- **WHAT THE TASK ASKS**
Copy every line in the records below that contains the word "screenshot".

- **INFORMATION SUPPLIED**
▬▬▬▬▬▬▬▬▬▬

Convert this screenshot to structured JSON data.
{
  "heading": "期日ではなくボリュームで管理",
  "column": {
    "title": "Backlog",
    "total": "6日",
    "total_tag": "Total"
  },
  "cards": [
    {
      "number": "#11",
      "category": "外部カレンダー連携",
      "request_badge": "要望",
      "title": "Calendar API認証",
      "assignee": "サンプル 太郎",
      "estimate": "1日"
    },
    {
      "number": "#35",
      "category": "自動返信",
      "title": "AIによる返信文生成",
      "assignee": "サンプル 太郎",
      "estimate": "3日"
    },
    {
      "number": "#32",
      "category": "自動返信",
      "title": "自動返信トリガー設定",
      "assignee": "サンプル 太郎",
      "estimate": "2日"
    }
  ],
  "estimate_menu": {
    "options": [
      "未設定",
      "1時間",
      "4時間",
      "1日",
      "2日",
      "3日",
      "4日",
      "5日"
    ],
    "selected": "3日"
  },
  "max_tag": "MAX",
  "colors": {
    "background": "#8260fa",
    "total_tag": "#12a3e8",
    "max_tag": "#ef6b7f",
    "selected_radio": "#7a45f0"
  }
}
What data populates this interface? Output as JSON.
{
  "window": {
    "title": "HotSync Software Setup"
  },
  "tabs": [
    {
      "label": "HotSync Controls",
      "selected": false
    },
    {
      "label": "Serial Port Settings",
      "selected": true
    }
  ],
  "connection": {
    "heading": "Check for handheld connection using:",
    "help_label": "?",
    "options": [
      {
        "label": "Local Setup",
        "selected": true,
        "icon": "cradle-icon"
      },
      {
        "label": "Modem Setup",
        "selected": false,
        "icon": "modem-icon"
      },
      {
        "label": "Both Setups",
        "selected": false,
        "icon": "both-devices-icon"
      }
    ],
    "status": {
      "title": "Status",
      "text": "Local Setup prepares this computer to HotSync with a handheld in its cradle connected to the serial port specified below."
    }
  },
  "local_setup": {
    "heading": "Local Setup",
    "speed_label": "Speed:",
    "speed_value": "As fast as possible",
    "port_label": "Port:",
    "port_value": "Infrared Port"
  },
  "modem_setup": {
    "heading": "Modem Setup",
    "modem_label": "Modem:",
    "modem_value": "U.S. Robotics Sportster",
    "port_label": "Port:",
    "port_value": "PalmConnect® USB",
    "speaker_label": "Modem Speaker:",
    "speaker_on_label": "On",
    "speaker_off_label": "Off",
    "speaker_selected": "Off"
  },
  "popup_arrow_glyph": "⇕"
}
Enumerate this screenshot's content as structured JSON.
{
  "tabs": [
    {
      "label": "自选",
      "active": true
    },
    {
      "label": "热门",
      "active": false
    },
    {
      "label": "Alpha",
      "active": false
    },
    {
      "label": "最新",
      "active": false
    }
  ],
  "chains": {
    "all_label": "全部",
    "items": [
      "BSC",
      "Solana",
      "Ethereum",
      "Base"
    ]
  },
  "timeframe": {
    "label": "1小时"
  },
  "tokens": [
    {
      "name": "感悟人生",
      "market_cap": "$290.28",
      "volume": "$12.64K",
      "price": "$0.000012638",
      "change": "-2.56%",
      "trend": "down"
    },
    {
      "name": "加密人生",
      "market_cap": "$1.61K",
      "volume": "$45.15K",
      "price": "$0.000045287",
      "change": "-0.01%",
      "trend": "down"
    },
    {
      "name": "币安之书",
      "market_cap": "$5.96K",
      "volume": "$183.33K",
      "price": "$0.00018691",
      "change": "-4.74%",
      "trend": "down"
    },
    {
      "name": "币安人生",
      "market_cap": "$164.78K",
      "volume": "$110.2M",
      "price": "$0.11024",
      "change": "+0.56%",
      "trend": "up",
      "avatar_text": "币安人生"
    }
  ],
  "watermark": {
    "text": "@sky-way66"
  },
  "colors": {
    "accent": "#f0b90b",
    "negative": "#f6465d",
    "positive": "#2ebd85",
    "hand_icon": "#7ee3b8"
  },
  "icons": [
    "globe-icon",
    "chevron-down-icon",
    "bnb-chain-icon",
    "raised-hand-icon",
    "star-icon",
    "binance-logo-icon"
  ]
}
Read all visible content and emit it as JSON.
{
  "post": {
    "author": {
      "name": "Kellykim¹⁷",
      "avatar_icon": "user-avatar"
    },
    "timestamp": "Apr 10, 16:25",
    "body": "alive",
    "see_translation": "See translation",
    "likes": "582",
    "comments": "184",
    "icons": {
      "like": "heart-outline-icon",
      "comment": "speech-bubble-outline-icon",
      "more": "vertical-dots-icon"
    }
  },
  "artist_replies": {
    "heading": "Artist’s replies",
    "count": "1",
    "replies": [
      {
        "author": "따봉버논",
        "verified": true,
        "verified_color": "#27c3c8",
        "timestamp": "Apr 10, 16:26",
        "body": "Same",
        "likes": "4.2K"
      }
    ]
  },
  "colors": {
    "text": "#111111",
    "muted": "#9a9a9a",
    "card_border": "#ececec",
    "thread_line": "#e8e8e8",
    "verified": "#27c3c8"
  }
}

▬▬▬▬▬▬▬▬▬▬

- **SOLUTION TO THIS PROBLEM**
Convert this screenshot to structured JSON data.
Enumerate this screenshot's content as structured JSON.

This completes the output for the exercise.